**Testo del documento**
--------------------------------
Dal Garante Privacy requisiti aggiuntivi per l’accreditamento dei certificatori

di La Redazione

Gestione ottimale dei reclami, verifiche periodiche sui servizi ed i prodotti certificati, formazione ad hoc delle risorse umane e assenza di conflitti di interesse: questi sono solamente alcuni dei requisiti fissati dal Garante Privacy ai fini dell’accreditamento degli organismi di certificazione che verificheranno ed attesteranno il rispetto delle norme contenute nel GDPR da parte di imprese ed enti fornitori di specifici prodotti o servizi.  

Mediante comunicato stampa, il Garante per la protezione dei dati personali stabilisce criteri aggiuntivi in vista dell’accreditamento degli organismi di certificazione che potranno attestare il rispetto delle norme contenute nel GDPR da parte di imprese ed enti che trattano i dati personali allo scopo di fornire prodotti o servizi specifici.
--------------------------------
**Dati da esaminare**
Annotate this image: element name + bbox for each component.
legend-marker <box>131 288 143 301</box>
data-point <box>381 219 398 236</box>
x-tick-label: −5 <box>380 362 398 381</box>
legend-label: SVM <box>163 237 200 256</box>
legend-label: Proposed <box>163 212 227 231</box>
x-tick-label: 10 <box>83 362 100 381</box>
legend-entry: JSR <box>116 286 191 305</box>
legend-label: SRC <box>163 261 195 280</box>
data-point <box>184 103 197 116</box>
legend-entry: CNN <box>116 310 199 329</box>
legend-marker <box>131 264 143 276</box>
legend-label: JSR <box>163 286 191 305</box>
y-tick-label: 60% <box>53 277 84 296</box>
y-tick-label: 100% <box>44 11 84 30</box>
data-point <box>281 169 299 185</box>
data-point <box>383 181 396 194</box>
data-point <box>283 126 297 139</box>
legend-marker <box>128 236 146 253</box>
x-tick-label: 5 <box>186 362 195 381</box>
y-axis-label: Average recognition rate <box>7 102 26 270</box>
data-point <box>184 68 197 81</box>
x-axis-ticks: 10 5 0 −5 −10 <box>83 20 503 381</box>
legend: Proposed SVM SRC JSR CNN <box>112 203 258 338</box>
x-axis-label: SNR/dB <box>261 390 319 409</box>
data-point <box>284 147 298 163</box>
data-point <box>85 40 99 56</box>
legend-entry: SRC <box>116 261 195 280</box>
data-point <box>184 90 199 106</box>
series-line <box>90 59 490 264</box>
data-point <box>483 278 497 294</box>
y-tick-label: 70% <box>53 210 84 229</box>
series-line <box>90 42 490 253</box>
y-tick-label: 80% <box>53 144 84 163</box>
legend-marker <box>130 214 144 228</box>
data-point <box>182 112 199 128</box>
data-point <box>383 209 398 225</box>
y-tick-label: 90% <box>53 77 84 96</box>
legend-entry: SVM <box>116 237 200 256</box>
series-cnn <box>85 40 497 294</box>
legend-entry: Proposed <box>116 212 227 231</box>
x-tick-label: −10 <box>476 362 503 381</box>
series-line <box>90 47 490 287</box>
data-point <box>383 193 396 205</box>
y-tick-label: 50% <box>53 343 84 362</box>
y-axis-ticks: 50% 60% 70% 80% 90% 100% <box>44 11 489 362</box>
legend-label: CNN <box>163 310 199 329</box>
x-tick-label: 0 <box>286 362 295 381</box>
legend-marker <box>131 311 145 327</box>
--------------------------------
**Esercizi da svolgere**
**a.** Stabilisci se le affermazioni (i), (ii) e (iii) concordano con il testo sull'accreditamento dei certificatori. Per ciascuna rispondi sì o no e cita tra virgolette le parole del testo che lo dimostrano.
(i) Fra i requisiti fissati dal Garante c'è l'assenza di conflitti di interesse.
(ii) Il Garante ha reso noti i criteri aggiuntivi con un comunicato stampa.
(iii) Gli organismi di certificazione verificheranno il rispetto del GDPR da parte di tutte le imprese, qualunque attività svolgano.
**b.** Prosegui il testo sull'accreditamento degli organismi di certificazione, partendo dopo la sua ultima frase.

**Risposte numerate**
**a.**
(i) Sì: «formazione ad hoc delle risorse umane e assenza di conflitti di interesse».
(ii) Sì: «Mediante comunicato stampa, il Garante per la protezione dei dati personali stabilisce criteri aggiuntivi».
(iii) No: «da parte di imprese ed enti fornitori di specifici prodotti o servizi».

**b.**
Il provvedimento del Garante è stato adottato a seguito del parere favorevole rilasciato dall’Edpb e chiarisce che gli organismi certificatori devono soddisfare criteri di onorabilità, indipendenza ed imparzialità, oltre alla necessità che non sussistano conflitti di interesse con i soggetti che desiderano certificarsi. Questi ultimi, inoltre, dovranno dotarsi di personale qualificato ed aggiornato in modo costante, dovranno adottare dei processi gestionali in merito ad eventuali reclami e porre in essere procedure periodiche di sorveglianza su prodotti, processi e servizi certificati.

 

Altri requisiti specifici individuati dal Garante vertono sugli accordi di certificazione definiti dagli organismi di certificazione con i propri clienti, i quali dovranno (per esempio) contenere clausole atte ad assicurare trasparenza sull’attività svolta dal titolare o dal responsabile del trattamento dei dati.

 

Infine, il Garante Privacy sottolinea che la certificazione è uno strumento importante di responsabilizzazione, in quanto attesta l’impegno dell’impresa o dell’ente che la ottengono a rispettare il GDPR, contribuendo, allo stesso tempo, ad aumentare la fiducia degli utenti circa la gestione dei propri dati personali.